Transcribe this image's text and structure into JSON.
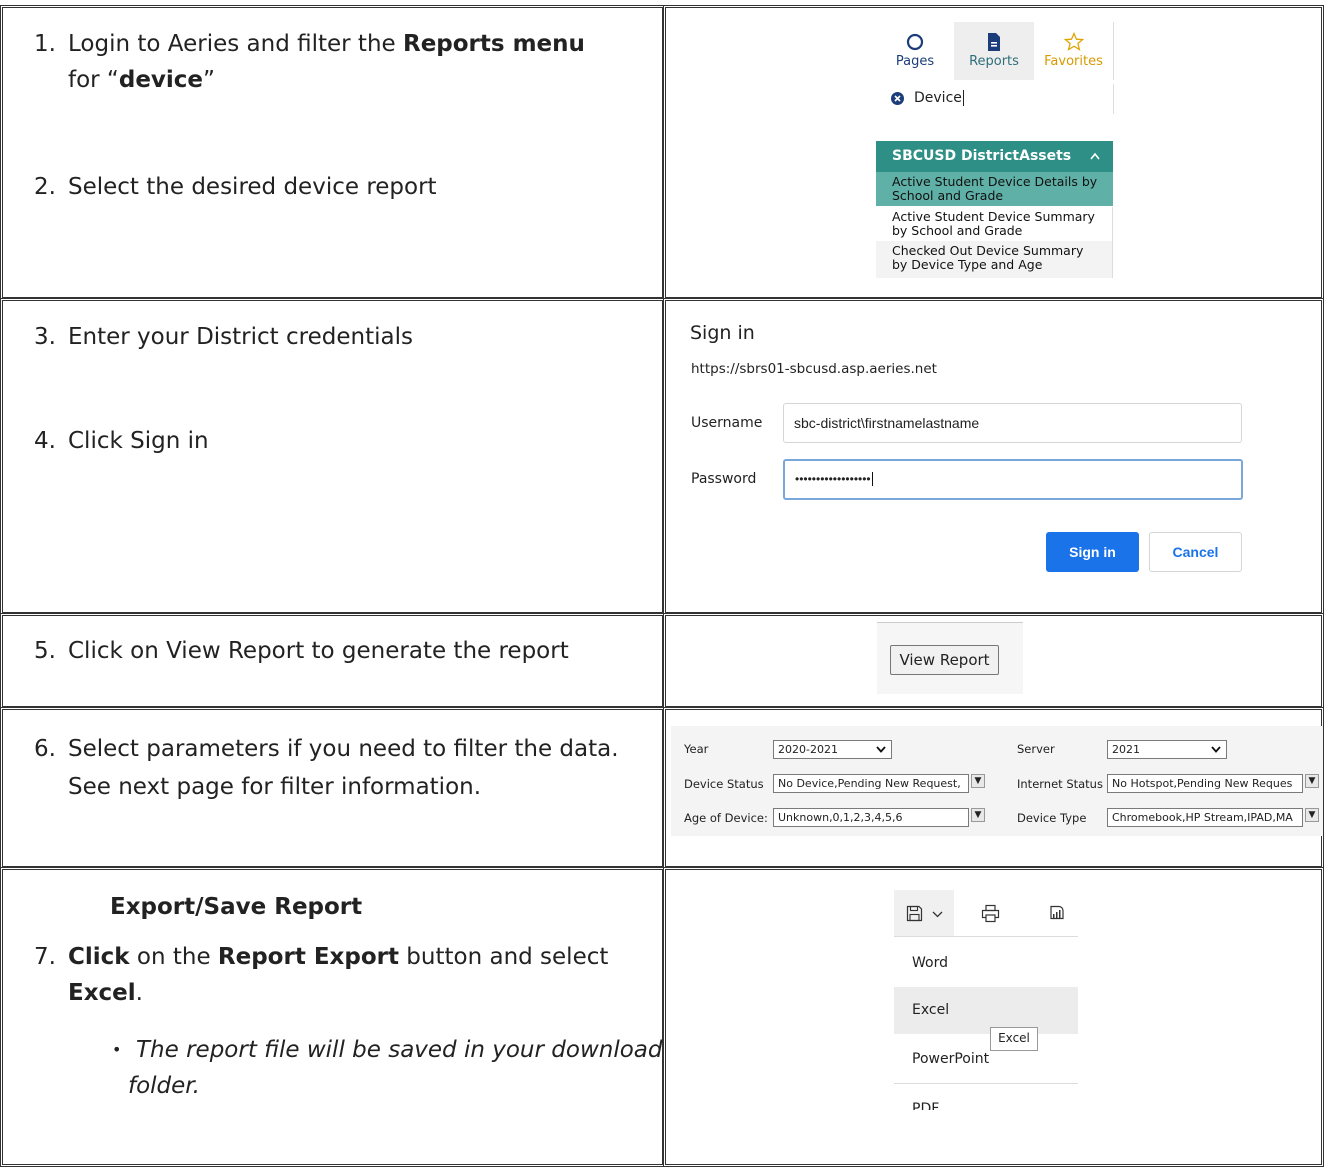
{
  "steps": {
    "s1": {
      "num": "1.",
      "pre": "Login to Aeries and filter the ",
      "bold1": "Reports menu",
      "line2_pre": "for “",
      "bold2": "device",
      "line2_post": "”"
    },
    "s2": {
      "num": "2.",
      "text": "Select the desired device report"
    },
    "s3": {
      "num": "3.",
      "text": "Enter your District credentials"
    },
    "s4": {
      "num": "4.",
      "text": "Click Sign in"
    },
    "s5": {
      "num": "5.",
      "text": "Click on View Report to generate the report"
    },
    "s6": {
      "num": "6.",
      "line1": "Select parameters if you need to filter the data.",
      "line2": "See next page for filter information."
    },
    "export_heading": "Export/Save Report",
    "s7": {
      "num": "7.",
      "b1": "Click",
      "t1": " on the ",
      "b2": "Report Export",
      "t2": " button and select",
      "b3": "Excel",
      "t3": "."
    },
    "bullet": "•",
    "note_line1": "The report file will be saved in your download",
    "note_line2": "folder."
  },
  "aeries_menu": {
    "tabs": [
      "Pages",
      "Reports",
      "Favorites"
    ],
    "filter_value": "Device",
    "group": "SBCUSD DistrictAssets",
    "items": [
      [
        "Active Student Device Details by",
        "School and Grade"
      ],
      [
        "Active Student Device Summary",
        "by School and Grade"
      ],
      [
        "Checked Out Device Summary",
        "by Device Type and Age"
      ]
    ],
    "colors": {
      "accent": "#2e8f86",
      "selected": "#5fb0a6",
      "icon_blue": "#1b3e7a",
      "star": "#e0a400"
    }
  },
  "signin": {
    "title": "Sign in",
    "url": "https://sbrs01-sbcusd.asp.aeries.net",
    "username_label": "Username",
    "username_value": "sbc-district\\firstnamelastname",
    "password_label": "Password",
    "password_value": "••••••••••••••••••",
    "signin_button": "Sign in",
    "cancel_button": "Cancel"
  },
  "view_report": {
    "button": "View Report"
  },
  "params": {
    "year_label": "Year",
    "year_value": "2020-2021",
    "server_label": "Server",
    "server_value": "2021",
    "device_status_label": "Device Status",
    "device_status_value": "No Device,Pending New Request,",
    "internet_status_label": "Internet Status",
    "internet_status_value": "No Hotspot,Pending New Reques",
    "age_label": "Age of Device:",
    "age_value": "Unknown,0,1,2,3,4,5,6",
    "device_type_label": "Device Type",
    "device_type_value": "Chromebook,HP Stream,IPAD,MA"
  },
  "export_menu": {
    "items": [
      "Word",
      "Excel",
      "PowerPoint",
      "PDF"
    ],
    "tooltip": "Excel"
  }
}
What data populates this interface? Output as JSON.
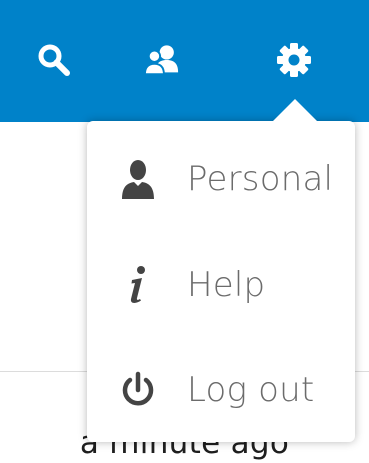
{
  "header": {
    "background_color": "#0082c9",
    "icons": [
      {
        "name": "search-icon"
      },
      {
        "name": "contacts-icon"
      },
      {
        "name": "settings-gear-icon"
      }
    ]
  },
  "menu": {
    "items": [
      {
        "label": "Personal",
        "icon": "user-icon"
      },
      {
        "label": "Help",
        "icon": "info-icon"
      },
      {
        "label": "Log out",
        "icon": "power-icon"
      }
    ]
  },
  "background": {
    "activity_text": "a minute ago"
  }
}
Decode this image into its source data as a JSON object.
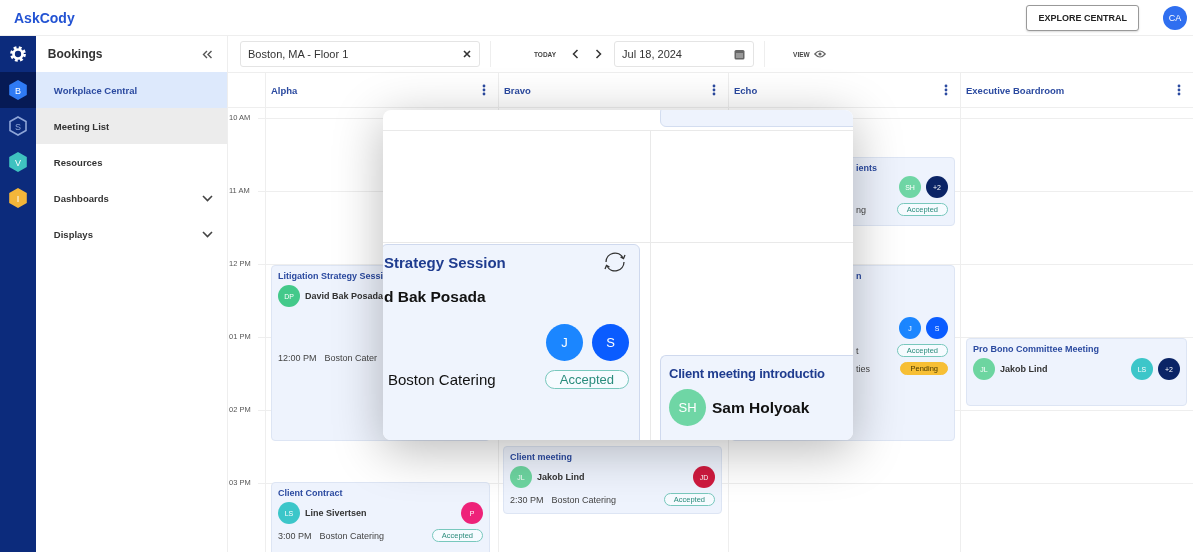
{
  "header": {
    "logo": "AskCody",
    "explore_button": "EXPLORE CENTRAL",
    "user_initials": "CA"
  },
  "rail": [
    {
      "kind": "gear",
      "selected": false
    },
    {
      "kind": "hex",
      "letter": "B",
      "color": "#2f7bf5",
      "selected": true
    },
    {
      "kind": "hex-outline",
      "letter": "S",
      "color": "#8fa6d8",
      "selected": false
    },
    {
      "kind": "hex",
      "letter": "V",
      "color": "#3fc2c0",
      "selected": false
    },
    {
      "kind": "hex",
      "letter": "I",
      "color": "#f4b63a",
      "selected": false
    }
  ],
  "sidebar": {
    "title": "Bookings",
    "items": [
      {
        "label": "Workplace Central",
        "kind": "link",
        "selected": true,
        "highlighted": false
      },
      {
        "label": "Meeting List",
        "kind": "link",
        "selected": false,
        "highlighted": true
      },
      {
        "label": "Resources",
        "kind": "link",
        "selected": false,
        "highlighted": false
      },
      {
        "label": "Dashboards",
        "kind": "group",
        "selected": false,
        "highlighted": false,
        "expanded": false
      },
      {
        "label": "Displays",
        "kind": "group",
        "selected": false,
        "highlighted": false,
        "expanded": false
      }
    ]
  },
  "toolbar": {
    "location": "Boston, MA - Floor 1",
    "today": "TODAY",
    "date": "Jul 18, 2024",
    "view": "VIEW"
  },
  "columns": [
    {
      "name": "Alpha"
    },
    {
      "name": "Bravo"
    },
    {
      "name": "Echo"
    },
    {
      "name": "Executive Boardroom"
    }
  ],
  "hours": [
    "10 AM",
    "11 AM",
    "12 PM",
    "01 PM",
    "02 PM",
    "03 PM"
  ],
  "events": [
    {
      "kind": "full",
      "title": "Litigation Strategy Sessi",
      "host": {
        "initials": "DP",
        "name": "David Bak Posada",
        "color": "#43c98a"
      },
      "time": "12:00 PM",
      "place": "Boston Cater"
    },
    {
      "kind": "full",
      "title": "Client Contract",
      "host": {
        "initials": "LS",
        "name": "Line Sivertsen",
        "color": "#3cc6c9"
      },
      "attendees": [
        {
          "initials": "P",
          "color": "#ee2279"
        }
      ],
      "time": "3:00 PM",
      "place": "Boston Catering",
      "status": "Accepted",
      "pending": false
    },
    {
      "kind": "full",
      "title": "Client meeting",
      "host": {
        "initials": "JL",
        "name": "Jakob Lind",
        "color": "#6dd5a0"
      },
      "attendees": [
        {
          "initials": "JD",
          "color": "#cf1a3f"
        }
      ],
      "time": "2:30 PM",
      "place": "Boston Catering",
      "status": "Accepted",
      "pending": false
    },
    {
      "kind": "fragment",
      "title": "ients",
      "attendees": [
        {
          "initials": "SH",
          "color": "#6fd6a5"
        },
        {
          "initials": "+2",
          "color": "#0b2466"
        }
      ],
      "rows": [
        {
          "text": "ng",
          "status": "Accepted",
          "pending": false
        }
      ]
    },
    {
      "kind": "fragment",
      "title": "n",
      "attendees": [
        {
          "initials": "J",
          "color": "#1b86ff"
        },
        {
          "initials": "S",
          "color": "#0a5cff"
        }
      ],
      "rows": [
        {
          "text": "t",
          "status": "Accepted",
          "pending": false
        },
        {
          "text": "ties",
          "status": "Pending",
          "pending": true
        }
      ]
    },
    {
      "kind": "full",
      "title": "Pro Bono Committee Meeting",
      "host": {
        "initials": "JL",
        "name": "Jakob Lind",
        "color": "#6dd5a0"
      },
      "attendees": [
        {
          "initials": "LS",
          "color": "#3cc6c9"
        },
        {
          "initials": "+2",
          "color": "#0b2466"
        }
      ]
    }
  ],
  "magnifier": {
    "cards": [
      {
        "title": "Strategy Session",
        "recurring": true,
        "host_name": "d Bak Posada",
        "attendees": [
          {
            "initials": "J",
            "color": "#1b86ff"
          },
          {
            "initials": "S",
            "color": "#0a5cff"
          }
        ],
        "place": "Boston Catering",
        "status": "Accepted",
        "pending": false
      },
      {
        "title": "Client meeting introductio",
        "recurring": false,
        "host": {
          "initials": "SH",
          "name": "Sam Holyoak",
          "color": "#6fd6a5"
        }
      }
    ]
  }
}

------

Determine how many lines of the entries above carry the string "Client", and give that number alone.

Exercise result: 3